▼

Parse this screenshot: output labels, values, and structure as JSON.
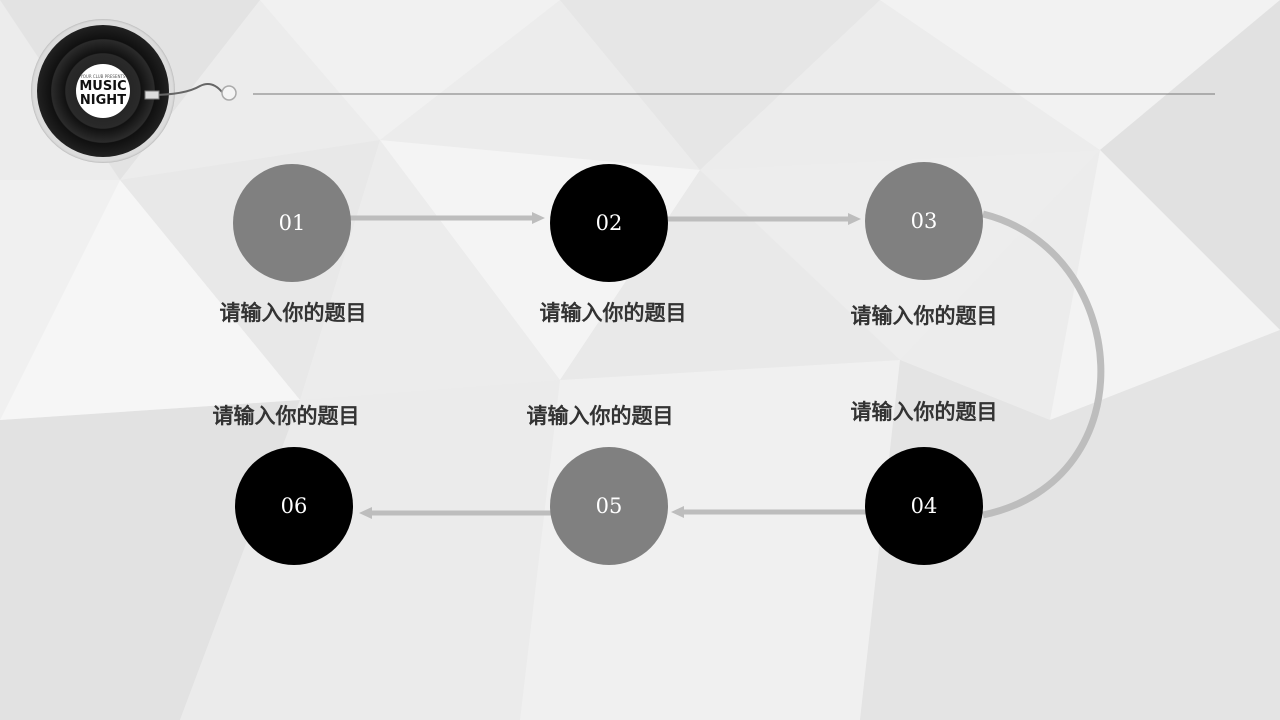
{
  "logo": {
    "tagline": "YOUR CLUB PRESENTS",
    "line1": "MUSIC",
    "line2": "NIGHT"
  },
  "steps": [
    {
      "number": "01",
      "title": "请输入你的题目",
      "color": "#808080"
    },
    {
      "number": "02",
      "title": "请输入你的题目",
      "color": "#000000"
    },
    {
      "number": "03",
      "title": "请输入你的题目",
      "color": "#808080"
    },
    {
      "number": "04",
      "title": "请输入你的题目",
      "color": "#000000"
    },
    {
      "number": "05",
      "title": "请输入你的题目",
      "color": "#808080"
    },
    {
      "number": "06",
      "title": "请输入你的题目",
      "color": "#000000"
    }
  ],
  "colors": {
    "connector": "#bdbdbd",
    "title_text": "#333333"
  }
}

▲

Quote all the records verbatim, dropping any pictures from your copy.

Parse this screenshot: output labels, values, and structure as JSON.
{
  "logo": {
    "tagline": "YOUR CLUB PRESENTS",
    "line1": "MUSIC",
    "line2": "NIGHT"
  },
  "steps": [
    {
      "number": "01",
      "title": "请输入你的题目",
      "color": "#808080"
    },
    {
      "number": "02",
      "title": "请输入你的题目",
      "color": "#000000"
    },
    {
      "number": "03",
      "title": "请输入你的题目",
      "color": "#808080"
    },
    {
      "number": "04",
      "title": "请输入你的题目",
      "color": "#000000"
    },
    {
      "number": "05",
      "title": "请输入你的题目",
      "color": "#808080"
    },
    {
      "number": "06",
      "title": "请输入你的题目",
      "color": "#000000"
    }
  ],
  "colors": {
    "connector": "#bdbdbd",
    "title_text": "#333333"
  }
}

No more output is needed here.